Extracted data entries:
--- Begin ---

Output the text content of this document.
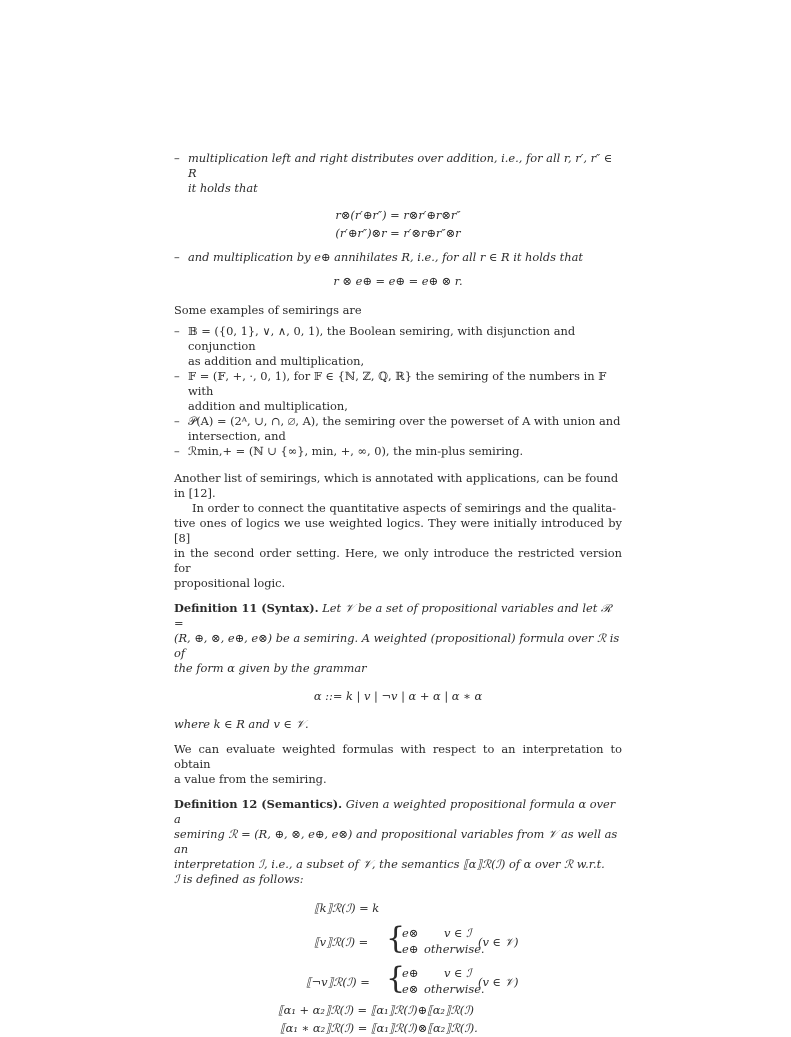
– multiplication left and right distributes over addition, i.e., for all r, r′, r″ ∈ R
it holds that
r⊗(r′⊕r″) = r⊗r′⊕r⊗r″
(r′⊕r″)⊗r = r′⊗r⊕r″⊗r
– and multiplication by e⊕ annihilates R, i.e., for all r ∈ R it holds that
r ⊗ e⊕ = e⊕ = e⊕ ⊗ r.

Some examples of semirings are

– 𝔹 = ({0, 1}, ∨, ∧, 0, 1), the Boolean semiring, with disjunction and conjunction
as addition and multiplication,
– 𝔽 = (𝔽, +, ·, 0, 1), for 𝔽 ∈ {ℕ, ℤ, ℚ, ℝ} the semiring of the numbers in 𝔽 with
addition and multiplication,
– 𝒫(A) = (2ᴬ, ∪, ∩, ∅, A), the semiring over the powerset of A with union and
intersection, and
– ℛmin,+ = (ℕ ∪ {∞}, min, +, ∞, 0), the min-plus semiring.

Another list of semirings, which is annotated with applications, can be found

in [12].

In order to connect the quantitative aspects of semirings and the qualita-

tive ones of logics we use weighted logics. They were initially introduced by [8]

in the second order setting. Here, we only introduce the restricted version for

propositional logic.

Definition 11 (Syntax). Let 𝒱 be a set of propositional variables and let ℛ =
(R, ⊕, ⊗, e⊕, e⊗) be a semiring. A weighted (propositional) formula over ℛ is of
the form α given by the grammar
α ::= k | v | ¬v | α + α | α ∗ α
where k ∈ R and v ∈ 𝒱.

We can evaluate weighted formulas with respect to an interpretation to obtain

a value from the semiring.

Definition 12 (Semantics). Given a weighted propositional formula α over a
semiring ℛ = (R, ⊕, ⊗, e⊕, e⊗) and propositional variables from 𝒱 as well as an
interpretation ℐ, i.e., a subset of 𝒱, the semantics ⟦α⟧ℛ(ℐ) of α over ℛ w.r.t.
ℐ is defined as follows:
⟦k⟧ℛ(ℐ) = k
⟦v⟧ℛ(ℐ) = {
e⊗ v ∈ ℐ
e⊕ otherwise.
(v ∈ 𝒱)
⟦¬v⟧ℛ(ℐ) = {
e⊕ v ∈ ℐ
e⊗ otherwise.
(v ∈ 𝒱)
⟦α₁ + α₂⟧ℛ(ℐ) = ⟦α₁⟧ℛ(ℐ)⊕⟦α₂⟧ℛ(ℐ)
⟦α₁ ∗ α₂⟧ℛ(ℐ) = ⟦α₁⟧ℛ(ℐ)⊗⟦α₂⟧ℛ(ℐ).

--- End ---

> **Task details**:
Extract every line containing the string "order" from the data above.

> **Answer for the task**:
In order to connect the quantitative aspects of semirings and the qualita-
in the second order setting. Here, we only introduce the restricted version for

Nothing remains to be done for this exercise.